Exercise directions = Find the string "text" in the data, then copy every line where it is found.

Data listing =
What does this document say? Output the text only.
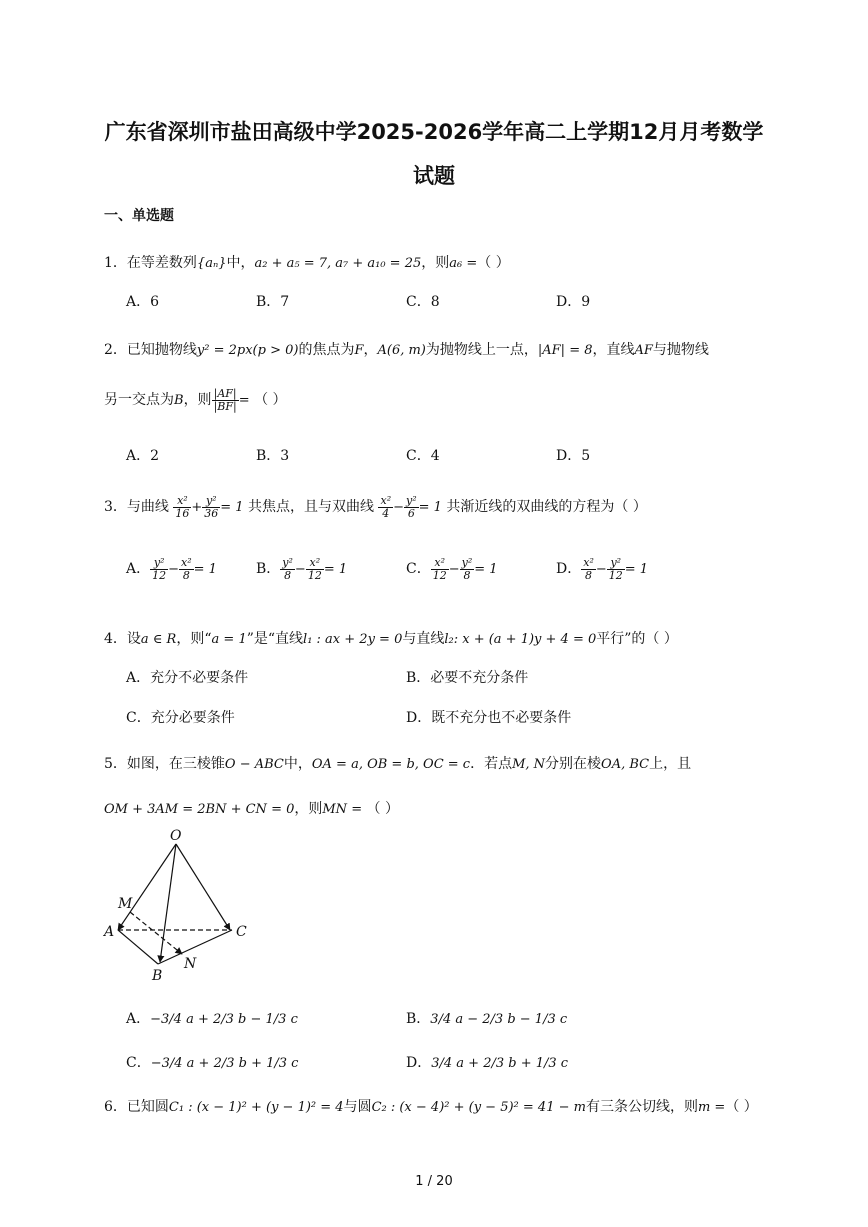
广东省深圳市盐田高级中学2025-2026学年高二上学期12月月考数学
试题
一、单选题
1．在等差数列{aₙ}中，a₂ + a₅ = 7, a₇ + a₁₀ = 25，则a₆ =（ ）
A．6	B．7	C．8	D．9
2．已知抛物线y² = 2px(p > 0)的焦点为F，A(6, m)为抛物线上一点，|AF| = 8，直线AF与抛物线
另一交点为B，则 $\frac{|AF|}{|BF|}$ = （ ）
A．2	B．3	C．4	D．5
3．与曲线 $\frac{\text{x²}}{16} + \frac{\text{y²}}{36} = 1$ 共焦点，且与双曲线 $\frac{\text{x²}}{4} - \frac{\text{y²}}{6} = 1$ 共渐近线的双曲线的方程为（ ）
A． $\frac{\text{y²}}{12} - \frac{\text{x²}}{8} = 1$	B． $\frac{\text{y²}}{8} - \frac{\text{x²}}{12} = 1$	C． $\frac{\text{x²}}{12} - \frac{\text{y²}}{8} = 1$	D． $\frac{\text{x²}}{8} - \frac{\text{y²}}{12} = 1$
4．设a ∈ R，则“a = 1”是“直线l₁ : ax + 2y = 0与直线l₂: x + (a + 1)y + 4 = 0平行”的（ ）
A．充分不必要条件	B．必要不充分条件
C．充分必要条件	D．既不充分也不必要条件
5．如图，在三棱锥O − ABC中，OA = a, OB = b, OC = c．若点M, N分别在棱OA, BC上，且
OM + 3AM = 2BN + CN = 0，则MN = （ ）
O
M
A
B
C
N
A．−3/4 a + 2/3 b − 1/3 c	B．3/4 a − 2/3 b − 1/3 c
C．−3/4 a + 2/3 b + 1/3 c	D．3/4 a + 2/3 b + 1/3 c
6．已知圆C₁ : (x − 1)² + (y − 1)² = 4与圆C₂ : (x − 4)² + (y − 5)² = 41 − m有三条公切线，则m =（ ）
1 / 20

Answer to the exercise =
What does this document say? Output the text only.
3．与曲线 $\frac{\text{x²}}{16} + \frac{\text{y²}}{36} = 1$ 共焦点，且与双曲线 $\frac{\text{x²}}{4} - \frac{\text{y²}}{6} = 1$ 共渐近线的双曲线的方程为（ ）
A． $\frac{\text{y²}}{12} - \frac{\text{x²}}{8} = 1$	B． $\frac{\text{y²}}{8} - \frac{\text{x²}}{12} = 1$	C． $\frac{\text{x²}}{12} - \frac{\text{y²}}{8} = 1$	D． $\frac{\text{x²}}{8} - \frac{\text{y²}}{12} = 1$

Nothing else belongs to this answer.